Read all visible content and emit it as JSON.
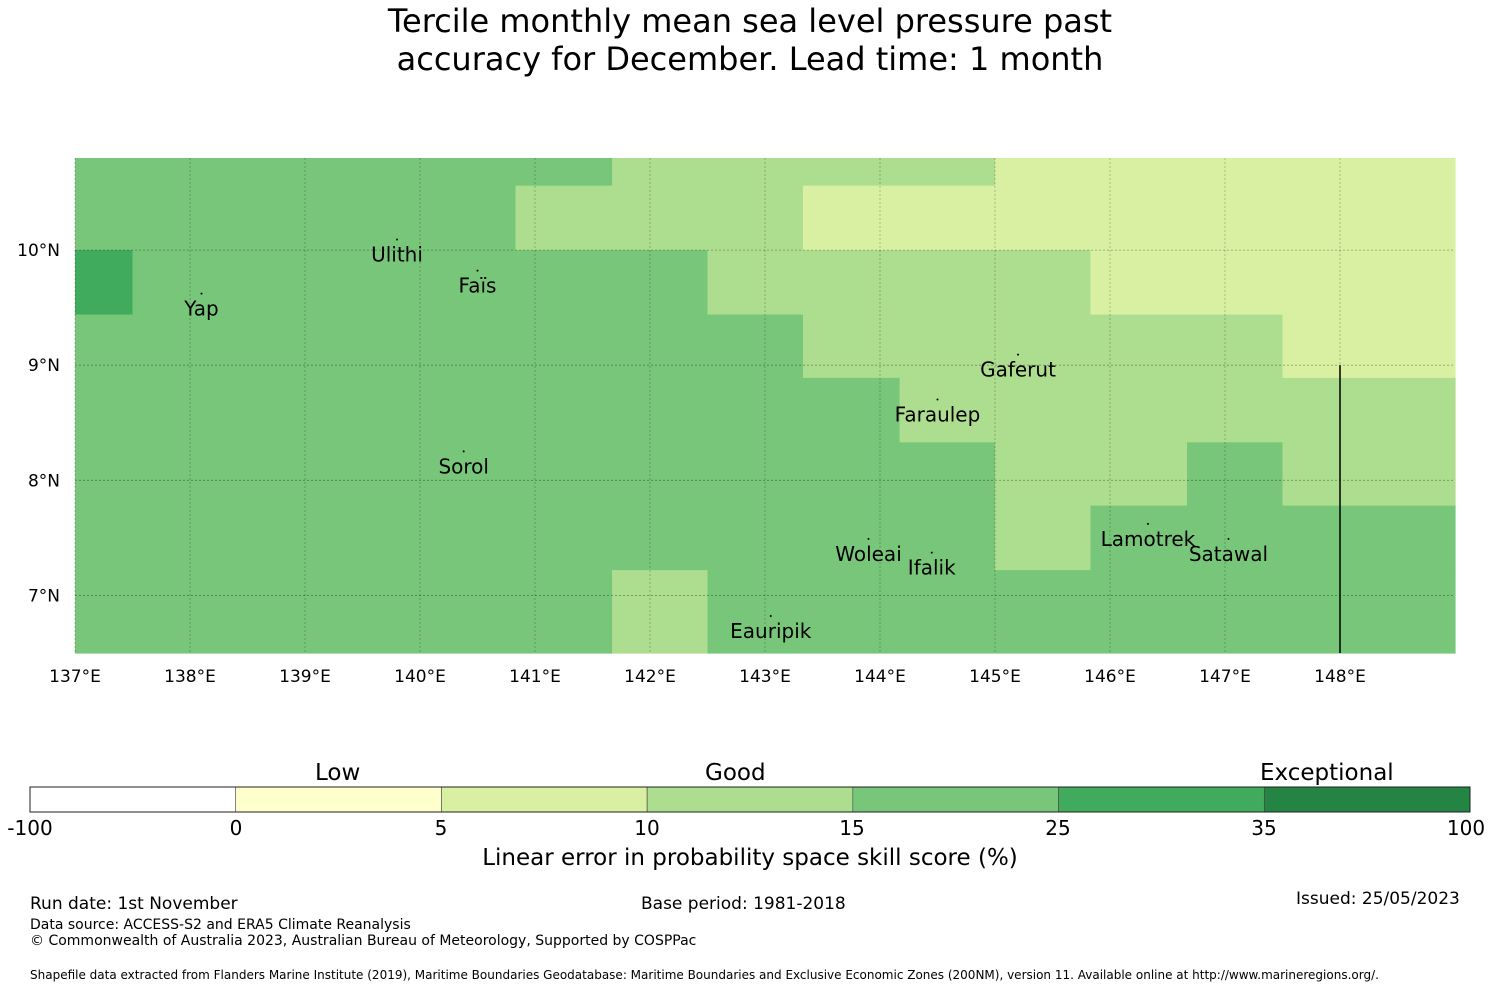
{
  "title": {
    "line1": "Tercile monthly mean sea level pressure past",
    "line2": "accuracy for December. Lead time: 1 month"
  },
  "map": {
    "lon_range": [
      137.0,
      149.0
    ],
    "lat_range": [
      6.5,
      10.8
    ],
    "lon_ticks": [
      "137°E",
      "138°E",
      "139°E",
      "140°E",
      "141°E",
      "142°E",
      "143°E",
      "144°E",
      "145°E",
      "146°E",
      "147°E",
      "148°E"
    ],
    "lat_ticks": [
      "10°N",
      "9°N",
      "8°N",
      "7°N"
    ],
    "cells": [
      {
        "lon0": 137.0,
        "lon1": 141.67,
        "lat0": 10.56,
        "lat1": 10.8,
        "cls": 4
      },
      {
        "lon0": 141.67,
        "lon1": 145.0,
        "lat0": 10.56,
        "lat1": 10.8,
        "cls": 3
      },
      {
        "lon0": 145.0,
        "lon1": 149.0,
        "lat0": 10.56,
        "lat1": 10.8,
        "cls": 2
      },
      {
        "lon0": 137.0,
        "lon1": 140.83,
        "lat0": 10.0,
        "lat1": 10.56,
        "cls": 4
      },
      {
        "lon0": 140.83,
        "lon1": 143.33,
        "lat0": 10.0,
        "lat1": 10.56,
        "cls": 3
      },
      {
        "lon0": 143.33,
        "lon1": 149.0,
        "lat0": 10.0,
        "lat1": 10.56,
        "cls": 2
      },
      {
        "lon0": 137.0,
        "lon1": 137.5,
        "lat0": 9.44,
        "lat1": 10.0,
        "cls": 5
      },
      {
        "lon0": 137.5,
        "lon1": 142.5,
        "lat0": 9.44,
        "lat1": 10.0,
        "cls": 4
      },
      {
        "lon0": 142.5,
        "lon1": 145.83,
        "lat0": 9.44,
        "lat1": 10.0,
        "cls": 3
      },
      {
        "lon0": 145.83,
        "lon1": 149.0,
        "lat0": 9.44,
        "lat1": 10.0,
        "cls": 2
      },
      {
        "lon0": 137.0,
        "lon1": 143.33,
        "lat0": 8.89,
        "lat1": 9.44,
        "cls": 4
      },
      {
        "lon0": 143.33,
        "lon1": 147.5,
        "lat0": 8.89,
        "lat1": 9.44,
        "cls": 3
      },
      {
        "lon0": 147.5,
        "lon1": 149.0,
        "lat0": 8.89,
        "lat1": 9.44,
        "cls": 2
      },
      {
        "lon0": 137.0,
        "lon1": 144.17,
        "lat0": 8.33,
        "lat1": 8.89,
        "cls": 4
      },
      {
        "lon0": 144.17,
        "lon1": 149.0,
        "lat0": 8.33,
        "lat1": 8.89,
        "cls": 3
      },
      {
        "lon0": 137.0,
        "lon1": 145.0,
        "lat0": 7.78,
        "lat1": 8.33,
        "cls": 4
      },
      {
        "lon0": 145.0,
        "lon1": 146.67,
        "lat0": 7.78,
        "lat1": 8.33,
        "cls": 3
      },
      {
        "lon0": 146.67,
        "lon1": 147.5,
        "lat0": 7.78,
        "lat1": 8.33,
        "cls": 4
      },
      {
        "lon0": 147.5,
        "lon1": 149.0,
        "lat0": 7.78,
        "lat1": 8.33,
        "cls": 3
      },
      {
        "lon0": 137.0,
        "lon1": 145.0,
        "lat0": 7.22,
        "lat1": 7.78,
        "cls": 4
      },
      {
        "lon0": 145.0,
        "lon1": 145.83,
        "lat0": 7.22,
        "lat1": 7.78,
        "cls": 3
      },
      {
        "lon0": 145.83,
        "lon1": 149.0,
        "lat0": 7.22,
        "lat1": 7.78,
        "cls": 4
      },
      {
        "lon0": 137.0,
        "lon1": 141.67,
        "lat0": 6.5,
        "lat1": 7.22,
        "cls": 4
      },
      {
        "lon0": 141.67,
        "lon1": 142.5,
        "lat0": 6.5,
        "lat1": 7.22,
        "cls": 3
      },
      {
        "lon0": 142.5,
        "lon1": 149.0,
        "lat0": 6.5,
        "lat1": 7.22,
        "cls": 4
      }
    ],
    "places": [
      {
        "name": "Ulithi",
        "lon": 139.8,
        "lat": 9.97
      },
      {
        "name": "Faïs",
        "lon": 140.5,
        "lat": 9.7
      },
      {
        "name": "Yap",
        "lon": 138.1,
        "lat": 9.5
      },
      {
        "name": "Gaferut",
        "lon": 145.2,
        "lat": 8.97
      },
      {
        "name": "Faraulep",
        "lon": 144.5,
        "lat": 8.58
      },
      {
        "name": "Sorol",
        "lon": 140.38,
        "lat": 8.13
      },
      {
        "name": "Woleai",
        "lon": 143.9,
        "lat": 7.37
      },
      {
        "name": "Lamotrek",
        "lon": 146.33,
        "lat": 7.5
      },
      {
        "name": "Satawal",
        "lon": 147.03,
        "lat": 7.37
      },
      {
        "name": "Ifalik",
        "lon": 144.45,
        "lat": 7.25
      },
      {
        "name": "Eauripik",
        "lon": 143.05,
        "lat": 6.7
      }
    ],
    "boundary_line": {
      "lon": 148.0,
      "lat_from": 6.5,
      "lat_to": 9.0
    }
  },
  "colorbar": {
    "colors": [
      "#ffffff",
      "#ffffcc",
      "#d9f0a3",
      "#addd8e",
      "#78c679",
      "#41ab5d",
      "#238443"
    ],
    "tick_labels": [
      "-100",
      "0",
      "5",
      "10",
      "15",
      "25",
      "35",
      "100"
    ],
    "category_labels": {
      "low": "Low",
      "good": "Good",
      "exceptional": "Exceptional"
    },
    "title": "Linear error in probability space skill score (%)"
  },
  "footer": {
    "run_date": "Run date: 1st November",
    "base_period": "Base period: 1981-2018",
    "issued": "Issued: 25/05/2023",
    "data_source": "Data source: ACCESS-S2 and ERA5 Climate Reanalysis",
    "copyright": "© Commonwealth of Australia 2023, Australian Bureau of Meteorology, Supported by COSPPac",
    "shapefile": "Shapefile data extracted from Flanders Marine Institute (2019), Maritime Boundaries Geodatabase: Maritime Boundaries and Exclusive Economic Zones (200NM), version 11. Available online at http://www.marineregions.org/."
  }
}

§

→ The exercise
Your task is an exact transcription of all the data, minus the pictures.

→ Finished task
Read all visible content and emit it as JSON.
{
  "title": {
    "line1": "Tercile monthly mean sea level pressure past",
    "line2": "accuracy for December. Lead time: 1 month"
  },
  "map": {
    "lon_range": [
      137.0,
      149.0
    ],
    "lat_range": [
      6.5,
      10.8
    ],
    "lon_ticks": [
      "137°E",
      "138°E",
      "139°E",
      "140°E",
      "141°E",
      "142°E",
      "143°E",
      "144°E",
      "145°E",
      "146°E",
      "147°E",
      "148°E"
    ],
    "lat_ticks": [
      "10°N",
      "9°N",
      "8°N",
      "7°N"
    ],
    "cells": [
      {
        "lon0": 137.0,
        "lon1": 141.67,
        "lat0": 10.56,
        "lat1": 10.8,
        "cls": 4
      },
      {
        "lon0": 141.67,
        "lon1": 145.0,
        "lat0": 10.56,
        "lat1": 10.8,
        "cls": 3
      },
      {
        "lon0": 145.0,
        "lon1": 149.0,
        "lat0": 10.56,
        "lat1": 10.8,
        "cls": 2
      },
      {
        "lon0": 137.0,
        "lon1": 140.83,
        "lat0": 10.0,
        "lat1": 10.56,
        "cls": 4
      },
      {
        "lon0": 140.83,
        "lon1": 143.33,
        "lat0": 10.0,
        "lat1": 10.56,
        "cls": 3
      },
      {
        "lon0": 143.33,
        "lon1": 149.0,
        "lat0": 10.0,
        "lat1": 10.56,
        "cls": 2
      },
      {
        "lon0": 137.0,
        "lon1": 137.5,
        "lat0": 9.44,
        "lat1": 10.0,
        "cls": 5
      },
      {
        "lon0": 137.5,
        "lon1": 142.5,
        "lat0": 9.44,
        "lat1": 10.0,
        "cls": 4
      },
      {
        "lon0": 142.5,
        "lon1": 145.83,
        "lat0": 9.44,
        "lat1": 10.0,
        "cls": 3
      },
      {
        "lon0": 145.83,
        "lon1": 149.0,
        "lat0": 9.44,
        "lat1": 10.0,
        "cls": 2
      },
      {
        "lon0": 137.0,
        "lon1": 143.33,
        "lat0": 8.89,
        "lat1": 9.44,
        "cls": 4
      },
      {
        "lon0": 143.33,
        "lon1": 147.5,
        "lat0": 8.89,
        "lat1": 9.44,
        "cls": 3
      },
      {
        "lon0": 147.5,
        "lon1": 149.0,
        "lat0": 8.89,
        "lat1": 9.44,
        "cls": 2
      },
      {
        "lon0": 137.0,
        "lon1": 144.17,
        "lat0": 8.33,
        "lat1": 8.89,
        "cls": 4
      },
      {
        "lon0": 144.17,
        "lon1": 149.0,
        "lat0": 8.33,
        "lat1": 8.89,
        "cls": 3
      },
      {
        "lon0": 137.0,
        "lon1": 145.0,
        "lat0": 7.78,
        "lat1": 8.33,
        "cls": 4
      },
      {
        "lon0": 145.0,
        "lon1": 146.67,
        "lat0": 7.78,
        "lat1": 8.33,
        "cls": 3
      },
      {
        "lon0": 146.67,
        "lon1": 147.5,
        "lat0": 7.78,
        "lat1": 8.33,
        "cls": 4
      },
      {
        "lon0": 147.5,
        "lon1": 149.0,
        "lat0": 7.78,
        "lat1": 8.33,
        "cls": 3
      },
      {
        "lon0": 137.0,
        "lon1": 145.0,
        "lat0": 7.22,
        "lat1": 7.78,
        "cls": 4
      },
      {
        "lon0": 145.0,
        "lon1": 145.83,
        "lat0": 7.22,
        "lat1": 7.78,
        "cls": 3
      },
      {
        "lon0": 145.83,
        "lon1": 149.0,
        "lat0": 7.22,
        "lat1": 7.78,
        "cls": 4
      },
      {
        "lon0": 137.0,
        "lon1": 141.67,
        "lat0": 6.5,
        "lat1": 7.22,
        "cls": 4
      },
      {
        "lon0": 141.67,
        "lon1": 142.5,
        "lat0": 6.5,
        "lat1": 7.22,
        "cls": 3
      },
      {
        "lon0": 142.5,
        "lon1": 149.0,
        "lat0": 6.5,
        "lat1": 7.22,
        "cls": 4
      }
    ],
    "places": [
      {
        "name": "Ulithi",
        "lon": 139.8,
        "lat": 9.97
      },
      {
        "name": "Faïs",
        "lon": 140.5,
        "lat": 9.7
      },
      {
        "name": "Yap",
        "lon": 138.1,
        "lat": 9.5
      },
      {
        "name": "Gaferut",
        "lon": 145.2,
        "lat": 8.97
      },
      {
        "name": "Faraulep",
        "lon": 144.5,
        "lat": 8.58
      },
      {
        "name": "Sorol",
        "lon": 140.38,
        "lat": 8.13
      },
      {
        "name": "Woleai",
        "lon": 143.9,
        "lat": 7.37
      },
      {
        "name": "Lamotrek",
        "lon": 146.33,
        "lat": 7.5
      },
      {
        "name": "Satawal",
        "lon": 147.03,
        "lat": 7.37
      },
      {
        "name": "Ifalik",
        "lon": 144.45,
        "lat": 7.25
      },
      {
        "name": "Eauripik",
        "lon": 143.05,
        "lat": 6.7
      }
    ],
    "boundary_line": {
      "lon": 148.0,
      "lat_from": 6.5,
      "lat_to": 9.0
    }
  },
  "colorbar": {
    "colors": [
      "#ffffff",
      "#ffffcc",
      "#d9f0a3",
      "#addd8e",
      "#78c679",
      "#41ab5d",
      "#238443"
    ],
    "tick_labels": [
      "-100",
      "0",
      "5",
      "10",
      "15",
      "25",
      "35",
      "100"
    ],
    "category_labels": {
      "low": "Low",
      "good": "Good",
      "exceptional": "Exceptional"
    },
    "title": "Linear error in probability space skill score (%)"
  },
  "footer": {
    "run_date": "Run date: 1st November",
    "base_period": "Base period: 1981-2018",
    "issued": "Issued: 25/05/2023",
    "data_source": "Data source: ACCESS-S2 and ERA5 Climate Reanalysis",
    "copyright": "© Commonwealth of Australia 2023, Australian Bureau of Meteorology, Supported by COSPPac",
    "shapefile": "Shapefile data extracted from Flanders Marine Institute (2019), Maritime Boundaries Geodatabase: Maritime Boundaries and Exclusive Economic Zones (200NM), version 11. Available online at http://www.marineregions.org/."
  }
}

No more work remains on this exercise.